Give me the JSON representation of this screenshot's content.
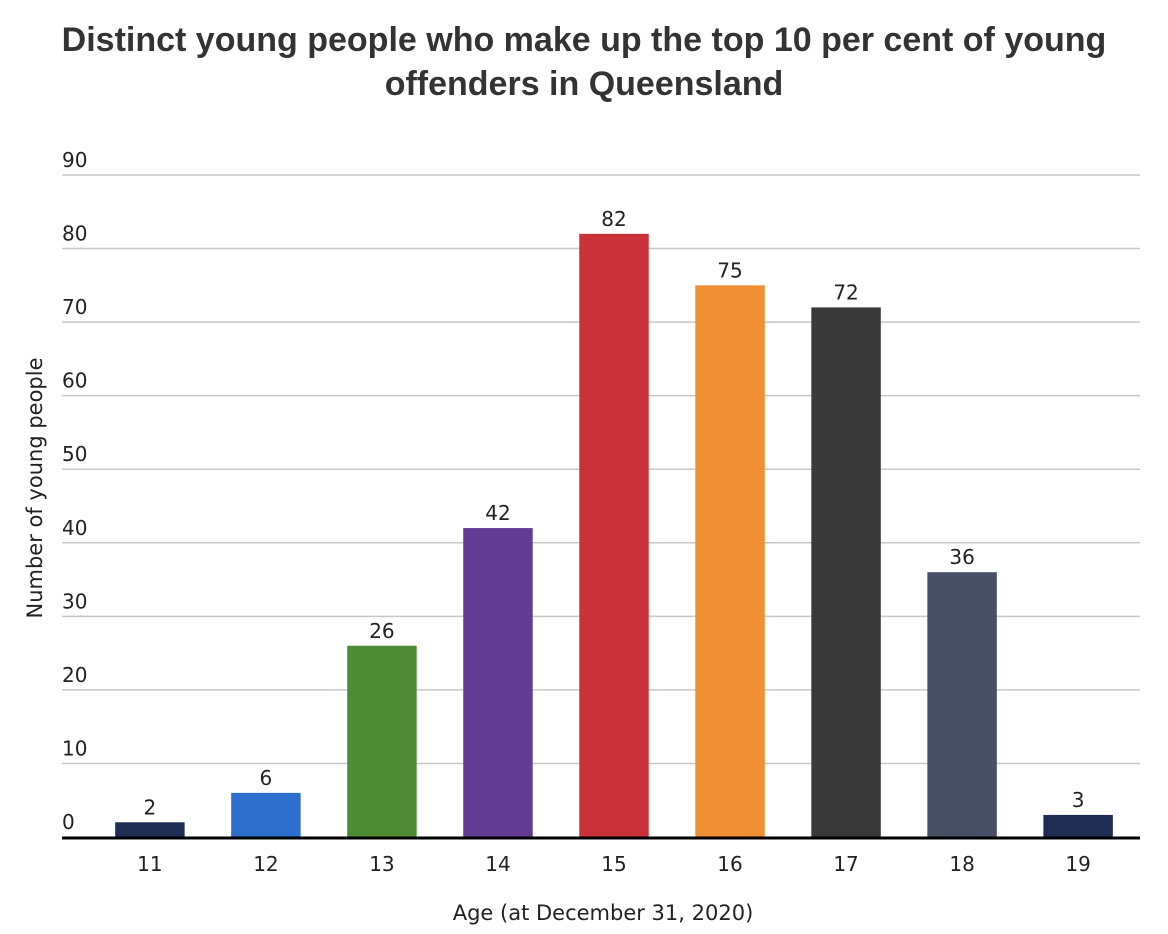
{
  "chart_data": {
    "type": "bar",
    "title": "Distinct young people who make up the top 10 per cent of young offenders in Queensland",
    "xlabel": "Age (at December 31, 2020)",
    "ylabel": "Number of young people",
    "categories": [
      "11",
      "12",
      "13",
      "14",
      "15",
      "16",
      "17",
      "18",
      "19"
    ],
    "values": [
      2,
      6,
      26,
      42,
      82,
      75,
      72,
      36,
      3
    ],
    "colors": [
      "#1f2d55",
      "#2e6fce",
      "#4f8b35",
      "#623c92",
      "#c83238",
      "#f08f34",
      "#393939",
      "#475064",
      "#1f2d55"
    ],
    "ylim": [
      0,
      90
    ],
    "yticks": [
      "0",
      "10",
      "20",
      "30",
      "40",
      "50",
      "60",
      "70",
      "80",
      "90"
    ],
    "grid": true,
    "data_labels": true
  }
}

◆ ◆ ◆ ◆

**Exercise instructions:**
Print out every entry above without changing a word, and leave out the pictures.

**The response:**
Give me the JSON representation of this screenshot's content.
{
  "chart_data": {
    "type": "bar",
    "title": "Distinct young people who make up the top 10 per cent of young offenders in Queensland",
    "xlabel": "Age (at December 31, 2020)",
    "ylabel": "Number of young people",
    "categories": [
      "11",
      "12",
      "13",
      "14",
      "15",
      "16",
      "17",
      "18",
      "19"
    ],
    "values": [
      2,
      6,
      26,
      42,
      82,
      75,
      72,
      36,
      3
    ],
    "colors": [
      "#1f2d55",
      "#2e6fce",
      "#4f8b35",
      "#623c92",
      "#c83238",
      "#f08f34",
      "#393939",
      "#475064",
      "#1f2d55"
    ],
    "ylim": [
      0,
      90
    ],
    "yticks": [
      "0",
      "10",
      "20",
      "30",
      "40",
      "50",
      "60",
      "70",
      "80",
      "90"
    ],
    "grid": true,
    "data_labels": true
  }
}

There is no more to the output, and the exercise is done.